▸ **Text shown**:
# # # # # # #

Optimizer Protocol v1
The optimizer is reached through one small, gateway-neutral
HTTP contract. It is a hook backend, never on the request's forwarding path: a
gateway integrates it through an adapter that calls these endpoints from its own
pre-call and post-call hooks, and always forwards traffic itself. The Anyray gateway's
adapter lives in
gateway/src/services/optimizer.ts;
the canonical spec is
optimizer/PROTOCOL.md.
:::info Status
The optimizer and Protocol v1 are implemented (optimizer/, served on optimizer:8088,
internal only). The Anyray gateway's adapter is implemented; a LiteLLM reference adapter
ships in optimizer/adapters/.
Other host adapters (Kong, Envoy, Cloudflare, Portkey) are roadmap.
:::
The endpoints
gateway pre-call hook ──POST /v1/optimize──────────▶ ANYRAY OPTIMIZER
(the adapter) ◀ request' + decisions / run strategy pipeline
cacheHit + cachedResponse
gateway post-call hook ─POST /v1/optimize-response─▶ transform the response
◀ response' + decisions
──POST /v1/cache──────────────▶ write-back (semantic_cache)

# # # # # # #

▸ **Material supplied**:

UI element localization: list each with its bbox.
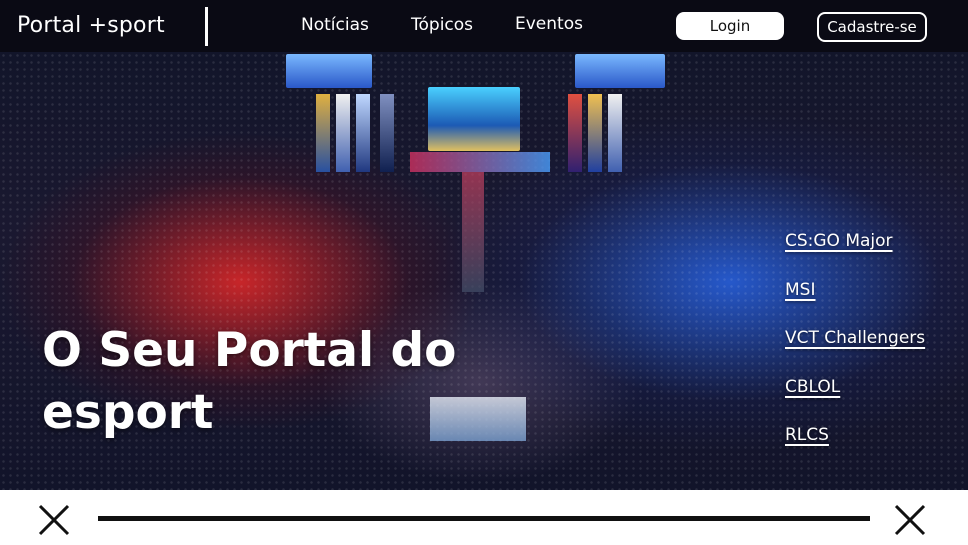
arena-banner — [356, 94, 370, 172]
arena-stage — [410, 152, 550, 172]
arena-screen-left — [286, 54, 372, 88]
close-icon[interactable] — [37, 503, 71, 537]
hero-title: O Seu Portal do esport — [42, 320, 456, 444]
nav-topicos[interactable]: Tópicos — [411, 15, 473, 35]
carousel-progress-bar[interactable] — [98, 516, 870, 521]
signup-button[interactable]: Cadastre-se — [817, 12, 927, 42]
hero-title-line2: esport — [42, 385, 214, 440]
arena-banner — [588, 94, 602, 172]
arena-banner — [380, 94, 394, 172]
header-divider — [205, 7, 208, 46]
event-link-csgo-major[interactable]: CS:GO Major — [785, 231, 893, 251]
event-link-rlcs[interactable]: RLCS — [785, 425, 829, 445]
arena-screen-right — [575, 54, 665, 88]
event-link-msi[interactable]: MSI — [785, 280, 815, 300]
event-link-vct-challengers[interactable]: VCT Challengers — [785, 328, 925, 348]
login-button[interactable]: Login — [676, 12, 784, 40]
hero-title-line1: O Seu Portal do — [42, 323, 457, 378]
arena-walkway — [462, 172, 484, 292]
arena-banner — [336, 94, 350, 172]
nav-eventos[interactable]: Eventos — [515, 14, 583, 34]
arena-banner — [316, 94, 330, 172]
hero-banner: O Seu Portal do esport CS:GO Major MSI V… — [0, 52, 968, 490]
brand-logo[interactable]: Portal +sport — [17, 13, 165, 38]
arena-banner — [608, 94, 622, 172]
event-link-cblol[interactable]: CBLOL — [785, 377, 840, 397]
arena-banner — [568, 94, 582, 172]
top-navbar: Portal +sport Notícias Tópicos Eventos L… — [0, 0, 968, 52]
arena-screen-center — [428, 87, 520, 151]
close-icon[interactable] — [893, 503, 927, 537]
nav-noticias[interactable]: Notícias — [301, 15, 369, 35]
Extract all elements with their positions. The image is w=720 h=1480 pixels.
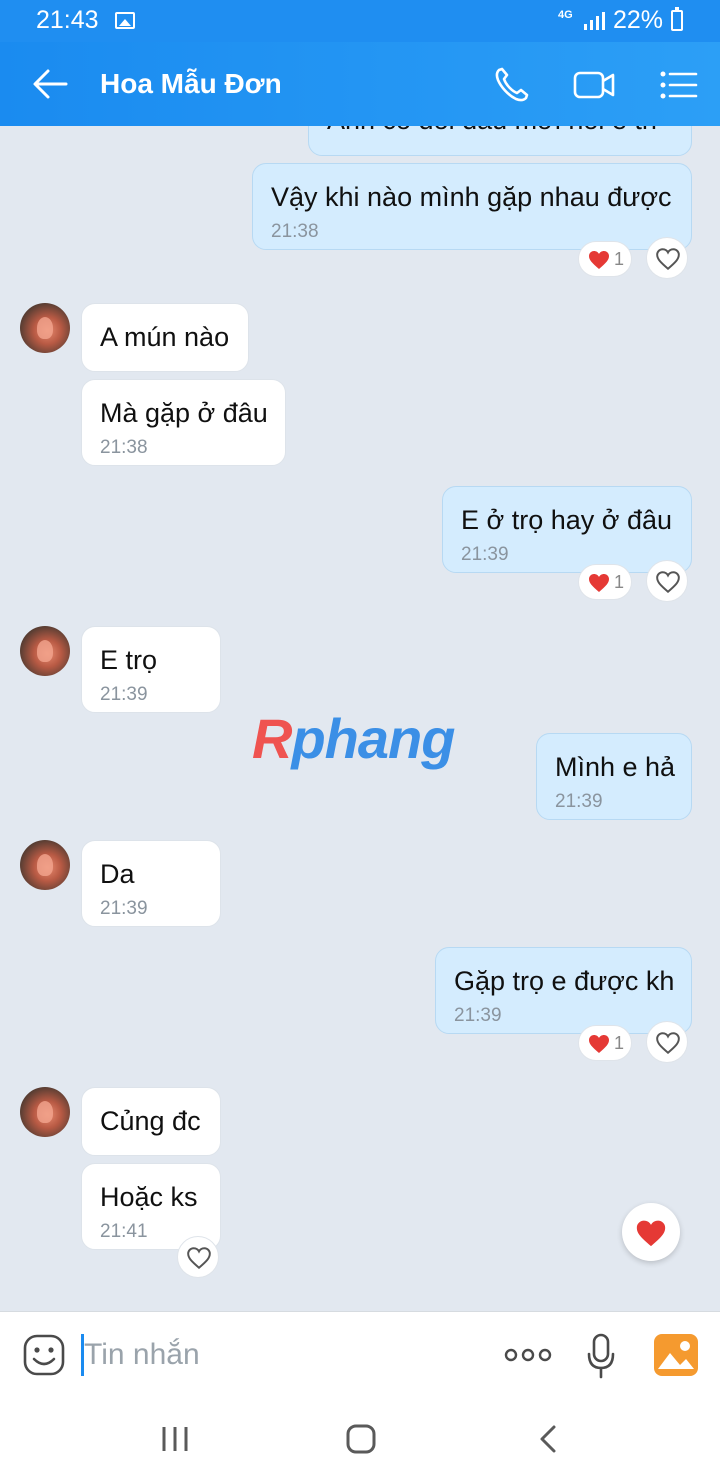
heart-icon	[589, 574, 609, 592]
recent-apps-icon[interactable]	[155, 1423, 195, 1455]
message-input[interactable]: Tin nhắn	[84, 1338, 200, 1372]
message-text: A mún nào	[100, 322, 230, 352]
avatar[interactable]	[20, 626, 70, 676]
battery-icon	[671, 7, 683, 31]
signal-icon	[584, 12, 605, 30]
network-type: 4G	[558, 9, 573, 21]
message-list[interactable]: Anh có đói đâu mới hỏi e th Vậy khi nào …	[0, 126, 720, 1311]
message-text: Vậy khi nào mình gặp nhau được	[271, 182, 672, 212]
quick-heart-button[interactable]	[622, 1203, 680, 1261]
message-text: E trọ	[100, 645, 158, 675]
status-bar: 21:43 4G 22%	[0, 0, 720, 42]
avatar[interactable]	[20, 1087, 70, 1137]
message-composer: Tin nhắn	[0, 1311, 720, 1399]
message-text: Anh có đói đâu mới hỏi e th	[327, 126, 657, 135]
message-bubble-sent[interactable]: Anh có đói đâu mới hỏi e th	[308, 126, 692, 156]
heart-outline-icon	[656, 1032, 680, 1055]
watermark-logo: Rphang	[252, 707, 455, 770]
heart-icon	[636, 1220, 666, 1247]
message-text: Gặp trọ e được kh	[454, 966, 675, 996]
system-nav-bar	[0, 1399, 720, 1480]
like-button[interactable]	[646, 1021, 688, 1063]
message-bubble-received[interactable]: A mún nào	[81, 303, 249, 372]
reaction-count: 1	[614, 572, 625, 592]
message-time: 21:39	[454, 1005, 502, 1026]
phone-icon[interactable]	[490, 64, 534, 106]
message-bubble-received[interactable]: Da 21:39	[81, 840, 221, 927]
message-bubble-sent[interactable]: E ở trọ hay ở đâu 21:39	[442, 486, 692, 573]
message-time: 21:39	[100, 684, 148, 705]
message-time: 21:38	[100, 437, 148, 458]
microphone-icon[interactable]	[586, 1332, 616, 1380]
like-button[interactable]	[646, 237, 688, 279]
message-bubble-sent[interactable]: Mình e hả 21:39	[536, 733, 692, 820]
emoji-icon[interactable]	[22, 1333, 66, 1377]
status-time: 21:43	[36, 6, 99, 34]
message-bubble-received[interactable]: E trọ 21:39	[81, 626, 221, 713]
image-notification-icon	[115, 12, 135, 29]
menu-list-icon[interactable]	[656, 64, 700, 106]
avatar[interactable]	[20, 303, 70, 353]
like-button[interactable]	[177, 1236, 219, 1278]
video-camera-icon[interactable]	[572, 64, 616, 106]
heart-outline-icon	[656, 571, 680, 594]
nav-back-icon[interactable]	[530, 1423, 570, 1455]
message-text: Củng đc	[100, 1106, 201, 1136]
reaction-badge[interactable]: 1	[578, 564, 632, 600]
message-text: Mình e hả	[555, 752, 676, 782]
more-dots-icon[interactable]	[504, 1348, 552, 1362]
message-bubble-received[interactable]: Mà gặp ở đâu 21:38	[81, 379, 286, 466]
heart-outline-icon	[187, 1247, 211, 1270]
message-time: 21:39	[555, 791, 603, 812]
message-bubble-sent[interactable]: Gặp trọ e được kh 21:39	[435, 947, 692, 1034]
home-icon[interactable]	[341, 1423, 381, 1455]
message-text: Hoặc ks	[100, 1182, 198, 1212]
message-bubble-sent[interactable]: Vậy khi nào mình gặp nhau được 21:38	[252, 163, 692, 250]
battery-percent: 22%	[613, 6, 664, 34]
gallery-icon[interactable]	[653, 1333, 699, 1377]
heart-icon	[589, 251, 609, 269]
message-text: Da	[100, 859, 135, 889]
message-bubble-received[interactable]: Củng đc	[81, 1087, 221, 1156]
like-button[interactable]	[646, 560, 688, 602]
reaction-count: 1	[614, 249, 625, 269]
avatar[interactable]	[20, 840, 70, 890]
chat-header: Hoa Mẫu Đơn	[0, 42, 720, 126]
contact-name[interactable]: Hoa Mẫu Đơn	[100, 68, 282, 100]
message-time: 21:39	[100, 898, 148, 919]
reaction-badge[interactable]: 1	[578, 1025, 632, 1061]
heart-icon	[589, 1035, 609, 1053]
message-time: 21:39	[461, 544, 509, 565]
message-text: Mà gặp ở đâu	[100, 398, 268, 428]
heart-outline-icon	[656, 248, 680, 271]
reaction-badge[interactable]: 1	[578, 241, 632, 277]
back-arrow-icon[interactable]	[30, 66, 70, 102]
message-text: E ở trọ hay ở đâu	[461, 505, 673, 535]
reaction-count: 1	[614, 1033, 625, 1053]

# # # # # # #

▸ **Your tasks**:
**A)** According to the optimizer protocol page, where is the optimizer served?
**B)** Translate this sentence from the optimizer protocol page into Spanish: "Other host adapters (Kong, Envoy, Cloudflare, Portkey) are roadmap."
**C)** What follows the last line of the optimizer protocol page? Write it.

▸ **Response list**:
**A)** On optimizer:8088, internal only.

**B)** Otros adaptadores de host (Kong, Envoy, Cloudflare, Portkey) forman parte de la hoja de ruta.

**C)**
──POST /v1/retrieve───────────▶ fetch a stashed original
◀ content (context_compression /
window_budget)
| Endpoint | Gateway hook | Purpose |
|---|---|---|
POST /v1/optimize | pre-call | transform the request (input); may return a cache hit |
POST /v1/optimize-response | post-call / success | transform the response (output) |
POST /v1/cache | post-call | write a live response back for semantic_cache |
POST /v1/retrieve | on demand | fetch the original content a reversible context_compression or window_budget stashed, by handle |
An adapter wires whichever hooks its gateway supports. A transform-only gateway uses just
/v1/optimize; a gateway with a post-call hook adds /v1/optimize-response and
/v1/cache. There is no meter() endpoint — spend metering is the gateway's
content-free spend store, not an optimizer call.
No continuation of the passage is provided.